Task brief
Look over the lines below. Report each one that includes the string "نشده".

[A run of records]

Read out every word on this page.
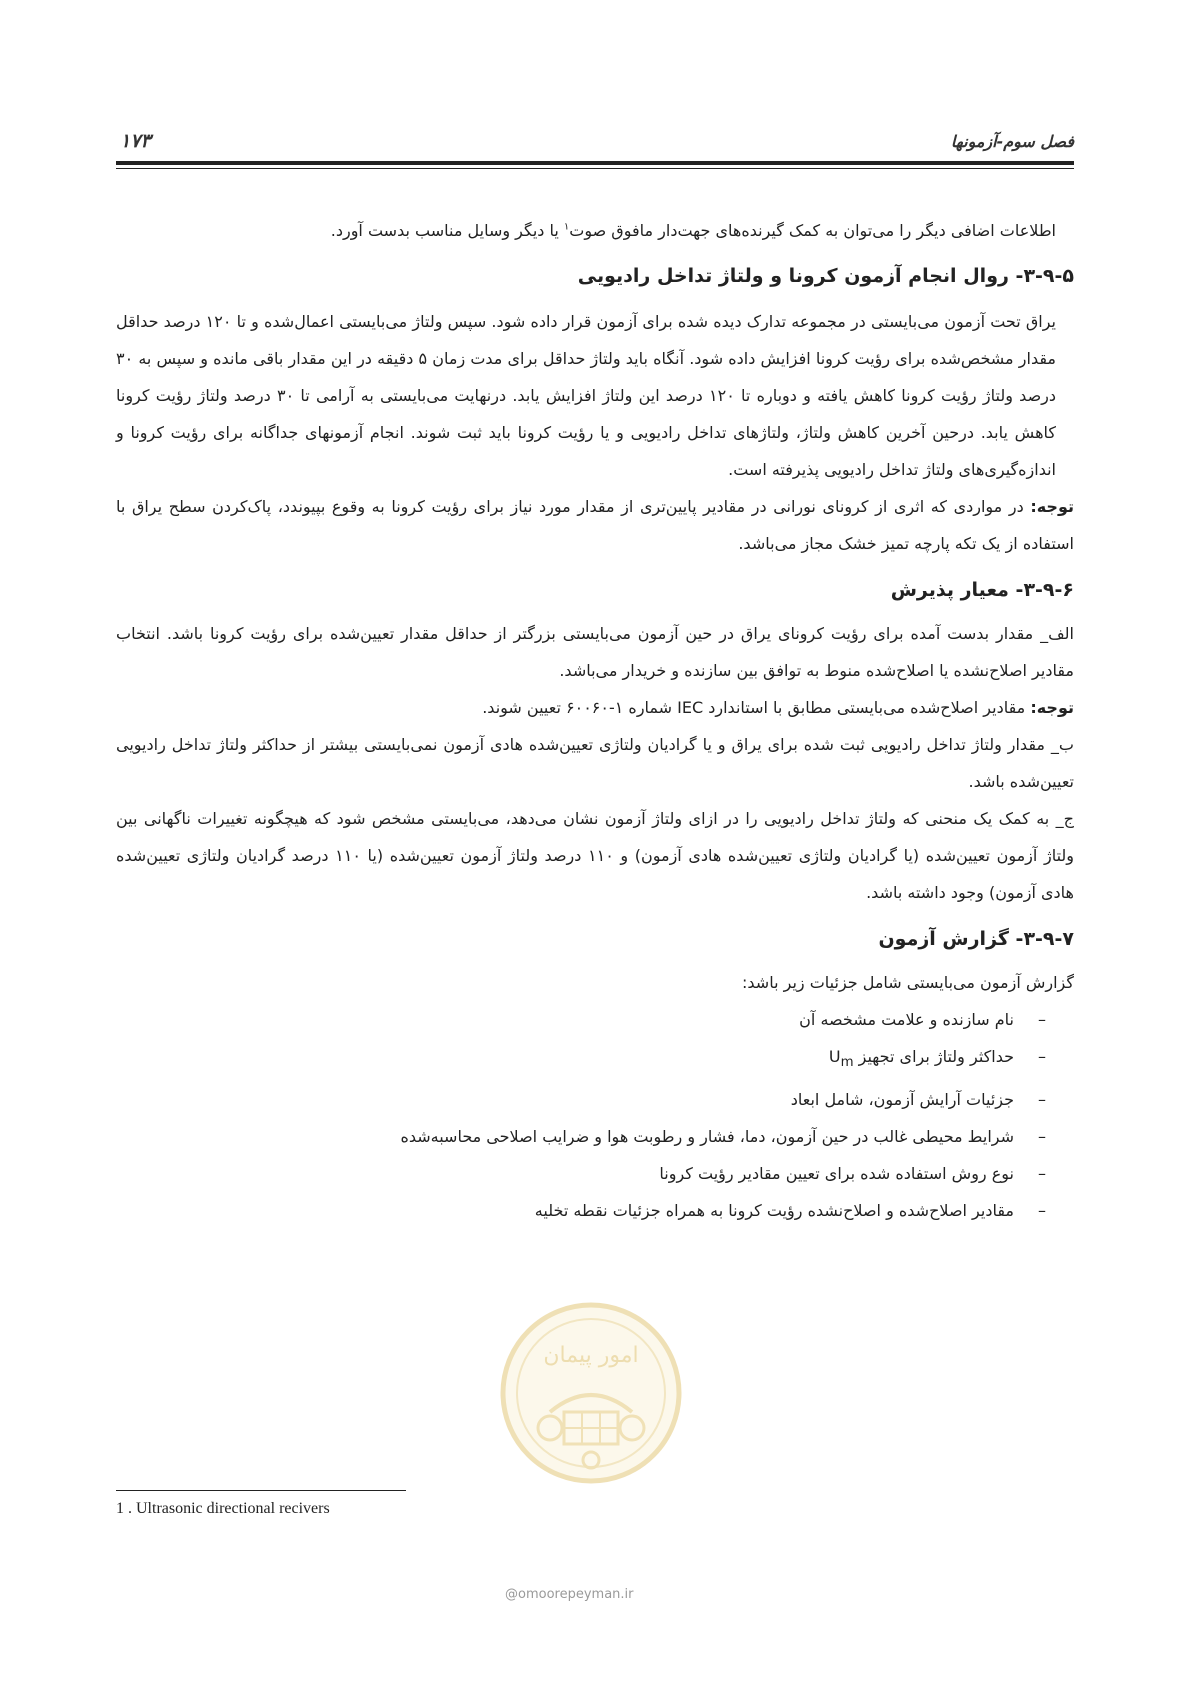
فصل سوم-آزمونها
۱۷۳

اطلاعات اضافی دیگر را می‌توان به کمک گیرنده‌های جهت‌دار مافوق صوت$^۱$ یا دیگر وسایل مناسب بدست آورد.

۳-۹-۵- روال انجام آزمون کرونا و ولتاژ تداخل رادیویی

یراق تحت آزمون می‌بایستی در مجموعه تدارک دیده شده برای آزمون قرار داده شود. سپس ولتاژ می‌بایستی اعمال‌شده و تا ۱۲۰ درصد حداقل مقدار مشخص‌شده برای رؤیت کرونا افزایش داده شود. آنگاه باید ولتاژ حداقل برای مدت زمان ۵ دقیقه در این مقدار باقی مانده و سپس به ۳۰ درصد ولتاژ رؤیت کرونا کاهش یافته و دوباره تا ۱۲۰ درصد این ولتاژ افزایش یابد. درنهایت می‌بایستی به آرامی تا ۳۰ درصد ولتاژ رؤیت کرونا کاهش یابد. درحین آخرین کاهش ولتاژ، ولتاژهای تداخل رادیویی و یا رؤیت کرونا باید ثبت شوند. انجام آزمونهای جداگانه برای رؤیت کرونا و اندازه‌گیری‌های ولتاژ تداخل رادیویی پذیرفته است.

توجه: در مواردی که اثری از کرونای نورانی در مقادیر پایین‌تری از مقدار مورد نیاز برای رؤیت کرونا به وقوع بپیوندد، پاک‌کردن سطح یراق با استفاده از یک تکه پارچه تمیز خشک مجاز می‌باشد.

۳-۹-۶- معیار پذیرش

الف_ مقدار بدست آمده برای رؤیت کرونای یراق در حین آزمون می‌بایستی بزرگتر از حداقل مقدار تعیین‌شده برای رؤیت کرونا باشد. انتخاب مقادیر اصلاح‌نشده یا اصلاح‌شده منوط به توافق بین سازنده و خریدار می‌باشد.

توجه: مقادیر اصلاح‌شده می‌بایستی مطابق با استاندارد IEC شماره ۱-۶۰۰۶۰ تعیین شوند.

ب_ مقدار ولتاژ تداخل رادیویی ثبت شده برای یراق و یا گرادیان ولتاژی تعیین‌شده هادی آزمون نمی‌بایستی بیشتر از حداکثر ولتاژ تداخل رادیویی تعیین‌شده باشد.

ج_ به کمک یک منحنی که ولتاژ تداخل رادیویی را در ازای ولتاژ آزمون نشان می‌دهد، می‌بایستی مشخص شود که هیچگونه تغییرات ناگهانی بین ولتاژ آزمون تعیین‌شده (یا گرادیان ولتاژی تعیین‌شده هادی آزمون) و ۱۱۰ درصد ولتاژ آزمون تعیین‌شده (یا ۱۱۰ درصد گرادیان ولتاژی تعیین‌شده هادی آزمون) وجود داشته باشد.

۳-۹-۷- گزارش آزمون

گزارش آزمون می‌بایستی شامل جزئیات زیر باشد:

–نام سازنده و علامت مشخصه آن
–حداکثر ولتاژ برای تجهیز $U_m$
–جزئیات آرایش آزمون، شامل ابعاد
–شرایط محیطی غالب در حین آزمون، دما، فشار و رطوبت هوا و ضرایب اصلاحی محاسبه‌شده
–نوع روش استفاده شده برای تعیین مقادیر رؤیت کرونا
–مقادیر اصلاح‌شده و اصلاح‌نشده رؤیت کرونا به همراه جزئیات نقطه تخلیه
امور پیمان
@omoorepeyman.ir
1 . Ultrasonic directional recivers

Complete response
الف_ مقدار بدست آمده برای رؤیت کرونای یراق در حین آزمون می‌بایستی بزرگتر از حداقل مقدار تعیین‌شده برای رؤیت کرونا باشد. انتخاب مقادیر اصلاح‌نشده یا اصلاح‌شده منوط به توافق بین سازنده و خریدار می‌باشد.
–مقادیر اصلاح‌شده و اصلاح‌نشده رؤیت کرونا به همراه جزئیات نقطه تخلیه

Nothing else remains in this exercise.